## INFORMATION SUPPLIED
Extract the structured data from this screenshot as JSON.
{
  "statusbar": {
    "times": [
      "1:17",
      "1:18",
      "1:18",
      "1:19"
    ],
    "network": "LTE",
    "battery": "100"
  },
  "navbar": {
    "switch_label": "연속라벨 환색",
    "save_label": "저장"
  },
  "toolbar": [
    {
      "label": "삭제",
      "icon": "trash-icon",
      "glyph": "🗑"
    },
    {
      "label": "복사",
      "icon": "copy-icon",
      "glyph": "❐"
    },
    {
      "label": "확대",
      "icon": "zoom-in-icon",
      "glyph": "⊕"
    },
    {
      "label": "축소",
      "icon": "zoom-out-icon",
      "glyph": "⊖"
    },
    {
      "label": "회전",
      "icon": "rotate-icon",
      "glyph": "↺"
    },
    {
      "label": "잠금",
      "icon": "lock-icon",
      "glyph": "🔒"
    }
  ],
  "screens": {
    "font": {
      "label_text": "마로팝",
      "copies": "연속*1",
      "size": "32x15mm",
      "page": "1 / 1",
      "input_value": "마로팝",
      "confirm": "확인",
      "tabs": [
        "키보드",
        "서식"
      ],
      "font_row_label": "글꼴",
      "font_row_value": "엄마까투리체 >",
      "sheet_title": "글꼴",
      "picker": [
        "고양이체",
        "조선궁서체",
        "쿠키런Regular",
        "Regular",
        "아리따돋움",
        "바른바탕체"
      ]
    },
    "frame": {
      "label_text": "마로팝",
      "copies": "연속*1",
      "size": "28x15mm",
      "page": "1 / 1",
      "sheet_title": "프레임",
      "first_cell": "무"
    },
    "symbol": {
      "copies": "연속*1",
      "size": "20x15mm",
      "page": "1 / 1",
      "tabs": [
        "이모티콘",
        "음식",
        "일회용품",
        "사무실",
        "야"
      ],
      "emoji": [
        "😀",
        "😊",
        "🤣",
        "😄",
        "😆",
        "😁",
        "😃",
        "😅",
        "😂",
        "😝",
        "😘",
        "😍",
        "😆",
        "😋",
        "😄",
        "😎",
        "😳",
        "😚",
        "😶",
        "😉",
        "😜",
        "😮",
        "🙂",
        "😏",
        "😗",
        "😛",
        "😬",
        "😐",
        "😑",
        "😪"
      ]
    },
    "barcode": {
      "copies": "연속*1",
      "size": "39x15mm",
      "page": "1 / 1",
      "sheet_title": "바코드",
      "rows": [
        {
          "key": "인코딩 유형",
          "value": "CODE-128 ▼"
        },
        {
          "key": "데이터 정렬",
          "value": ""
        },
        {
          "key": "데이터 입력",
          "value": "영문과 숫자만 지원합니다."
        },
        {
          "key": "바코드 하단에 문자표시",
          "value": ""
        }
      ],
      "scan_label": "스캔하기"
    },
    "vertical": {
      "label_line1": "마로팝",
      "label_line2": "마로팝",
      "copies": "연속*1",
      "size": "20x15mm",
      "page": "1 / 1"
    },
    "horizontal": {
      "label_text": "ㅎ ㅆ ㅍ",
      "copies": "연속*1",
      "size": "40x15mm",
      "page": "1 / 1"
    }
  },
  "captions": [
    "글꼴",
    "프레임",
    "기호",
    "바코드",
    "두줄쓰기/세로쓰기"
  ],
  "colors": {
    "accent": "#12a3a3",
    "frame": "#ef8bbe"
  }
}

## STATED TASK
Each line holding "glyph" must be found and copied.

## WRITTEN ANSWER
      "glyph": "🗑"
      "glyph": "❐"
      "glyph": "⊕"
      "glyph": "⊖"
      "glyph": "↺"
      "glyph": "🔒"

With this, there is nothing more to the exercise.